Figure record listings –
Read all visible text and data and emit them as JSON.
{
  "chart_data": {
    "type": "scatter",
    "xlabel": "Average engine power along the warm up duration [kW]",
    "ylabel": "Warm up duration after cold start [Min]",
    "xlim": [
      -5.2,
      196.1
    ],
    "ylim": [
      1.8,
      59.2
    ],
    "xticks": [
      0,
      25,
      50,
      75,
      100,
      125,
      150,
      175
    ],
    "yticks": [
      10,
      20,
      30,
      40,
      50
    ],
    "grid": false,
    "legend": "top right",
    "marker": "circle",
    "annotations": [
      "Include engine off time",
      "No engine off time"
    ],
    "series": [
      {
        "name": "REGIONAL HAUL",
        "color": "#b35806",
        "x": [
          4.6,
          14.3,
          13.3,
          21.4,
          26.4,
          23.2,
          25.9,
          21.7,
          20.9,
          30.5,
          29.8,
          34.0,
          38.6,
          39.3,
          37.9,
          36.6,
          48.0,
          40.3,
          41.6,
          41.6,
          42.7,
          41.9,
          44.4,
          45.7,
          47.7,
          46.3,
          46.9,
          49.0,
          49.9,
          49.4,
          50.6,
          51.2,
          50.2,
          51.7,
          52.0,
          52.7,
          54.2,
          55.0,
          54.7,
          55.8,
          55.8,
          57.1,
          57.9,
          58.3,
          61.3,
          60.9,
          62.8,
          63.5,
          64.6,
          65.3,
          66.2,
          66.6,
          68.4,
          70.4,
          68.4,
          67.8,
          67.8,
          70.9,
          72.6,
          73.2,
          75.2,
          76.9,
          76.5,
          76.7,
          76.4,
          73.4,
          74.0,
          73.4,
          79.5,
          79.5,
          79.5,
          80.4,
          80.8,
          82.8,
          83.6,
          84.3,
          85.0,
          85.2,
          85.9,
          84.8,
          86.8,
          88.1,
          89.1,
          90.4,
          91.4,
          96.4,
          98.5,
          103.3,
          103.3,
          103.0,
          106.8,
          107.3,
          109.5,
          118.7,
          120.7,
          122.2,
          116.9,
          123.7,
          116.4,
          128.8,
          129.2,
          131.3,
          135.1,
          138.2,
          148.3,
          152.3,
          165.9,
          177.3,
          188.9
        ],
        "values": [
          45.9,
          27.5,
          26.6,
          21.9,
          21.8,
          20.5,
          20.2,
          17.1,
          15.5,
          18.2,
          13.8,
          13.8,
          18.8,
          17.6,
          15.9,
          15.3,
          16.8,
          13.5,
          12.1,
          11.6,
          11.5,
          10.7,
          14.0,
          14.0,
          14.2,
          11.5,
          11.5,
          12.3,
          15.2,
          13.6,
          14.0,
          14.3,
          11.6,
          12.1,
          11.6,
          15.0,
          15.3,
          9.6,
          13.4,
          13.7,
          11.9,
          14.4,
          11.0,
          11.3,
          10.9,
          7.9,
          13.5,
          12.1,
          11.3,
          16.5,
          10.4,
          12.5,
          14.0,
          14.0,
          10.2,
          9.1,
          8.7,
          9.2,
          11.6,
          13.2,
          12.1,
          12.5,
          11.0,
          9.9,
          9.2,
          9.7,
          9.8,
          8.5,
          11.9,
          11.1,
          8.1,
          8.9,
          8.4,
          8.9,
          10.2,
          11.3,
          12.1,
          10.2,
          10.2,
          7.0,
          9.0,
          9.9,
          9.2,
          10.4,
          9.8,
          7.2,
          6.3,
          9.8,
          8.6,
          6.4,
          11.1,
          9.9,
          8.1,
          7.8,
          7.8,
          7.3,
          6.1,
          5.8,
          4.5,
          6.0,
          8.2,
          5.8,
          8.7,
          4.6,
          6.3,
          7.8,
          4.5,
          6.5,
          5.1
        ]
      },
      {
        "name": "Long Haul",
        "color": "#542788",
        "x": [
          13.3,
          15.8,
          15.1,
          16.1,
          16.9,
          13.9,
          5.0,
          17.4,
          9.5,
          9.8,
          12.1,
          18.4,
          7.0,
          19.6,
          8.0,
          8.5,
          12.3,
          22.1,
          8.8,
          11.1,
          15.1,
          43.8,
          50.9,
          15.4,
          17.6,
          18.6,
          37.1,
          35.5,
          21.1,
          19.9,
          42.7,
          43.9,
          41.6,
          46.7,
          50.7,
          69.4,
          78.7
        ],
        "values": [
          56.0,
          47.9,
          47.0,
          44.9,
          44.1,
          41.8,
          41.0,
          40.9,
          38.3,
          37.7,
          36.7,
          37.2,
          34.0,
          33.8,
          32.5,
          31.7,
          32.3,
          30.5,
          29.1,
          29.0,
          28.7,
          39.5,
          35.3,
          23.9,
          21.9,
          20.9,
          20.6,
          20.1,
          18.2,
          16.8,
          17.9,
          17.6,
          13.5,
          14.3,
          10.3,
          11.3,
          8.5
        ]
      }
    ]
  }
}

Directions for this task – Filter out every line that lacks the word "engine", and copy the rest.

Result of this task –
    "xlabel": "Average engine power along the warm up duration [kW]",
      "Include engine off time",
      "No engine off time"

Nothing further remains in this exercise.